§ **THE DATA**
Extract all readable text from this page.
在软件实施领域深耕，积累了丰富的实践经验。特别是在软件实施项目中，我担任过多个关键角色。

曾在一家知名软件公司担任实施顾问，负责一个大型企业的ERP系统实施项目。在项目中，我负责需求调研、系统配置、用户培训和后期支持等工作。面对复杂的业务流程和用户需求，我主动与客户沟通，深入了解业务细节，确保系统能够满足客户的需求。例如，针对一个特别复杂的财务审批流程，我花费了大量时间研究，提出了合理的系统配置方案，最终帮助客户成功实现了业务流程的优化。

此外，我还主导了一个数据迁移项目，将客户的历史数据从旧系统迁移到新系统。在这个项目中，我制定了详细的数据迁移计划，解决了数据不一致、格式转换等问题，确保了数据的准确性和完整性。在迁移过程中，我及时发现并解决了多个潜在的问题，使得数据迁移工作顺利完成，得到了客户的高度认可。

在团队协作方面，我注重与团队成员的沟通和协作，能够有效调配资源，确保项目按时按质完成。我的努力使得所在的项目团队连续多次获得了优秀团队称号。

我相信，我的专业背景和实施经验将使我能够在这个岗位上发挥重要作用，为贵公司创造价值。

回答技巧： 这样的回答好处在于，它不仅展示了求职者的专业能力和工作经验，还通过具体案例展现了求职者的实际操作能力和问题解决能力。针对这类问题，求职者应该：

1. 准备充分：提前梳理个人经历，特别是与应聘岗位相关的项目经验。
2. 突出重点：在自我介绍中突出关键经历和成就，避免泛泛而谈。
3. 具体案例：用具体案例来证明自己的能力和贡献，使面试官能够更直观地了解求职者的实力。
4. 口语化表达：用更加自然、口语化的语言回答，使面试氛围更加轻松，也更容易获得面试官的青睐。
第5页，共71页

§ **DIRECTIVE**
Repeat the records exactly, including every line.

§ **RESPONSE TO THE TASK**
Extract all readable text from this page.
在软件实施领域深耕，积累了丰富的实践经验。特别是在软件实施项目中，我担任过多个关键角色。

曾在一家知名软件公司担任实施顾问，负责一个大型企业的ERP系统实施项目。在项目中，我负责需求调研、系统配置、用户培训和后期支持等工作。面对复杂的业务流程和用户需求，我主动与客户沟通，深入了解业务细节，确保系统能够满足客户的需求。例如，针对一个特别复杂的财务审批流程，我花费了大量时间研究，提出了合理的系统配置方案，最终帮助客户成功实现了业务流程的优化。

此外，我还主导了一个数据迁移项目，将客户的历史数据从旧系统迁移到新系统。在这个项目中，我制定了详细的数据迁移计划，解决了数据不一致、格式转换等问题，确保了数据的准确性和完整性。在迁移过程中，我及时发现并解决了多个潜在的问题，使得数据迁移工作顺利完成，得到了客户的高度认可。

在团队协作方面，我注重与团队成员的沟通和协作，能够有效调配资源，确保项目按时按质完成。我的努力使得所在的项目团队连续多次获得了优秀团队称号。

我相信，我的专业背景和实施经验将使我能够在这个岗位上发挥重要作用，为贵公司创造价值。

回答技巧： 这样的回答好处在于，它不仅展示了求职者的专业能力和工作经验，还通过具体案例展现了求职者的实际操作能力和问题解决能力。针对这类问题，求职者应该：

1. 准备充分：提前梳理个人经历，特别是与应聘岗位相关的项目经验。
2. 突出重点：在自我介绍中突出关键经历和成就，避免泛泛而谈。
3. 具体案例：用具体案例来证明自己的能力和贡献，使面试官能够更直观地了解求职者的实力。
4. 口语化表达：用更加自然、口语化的语言回答，使面试氛围更加轻松，也更容易获得面试官的青睐。
第5页，共71页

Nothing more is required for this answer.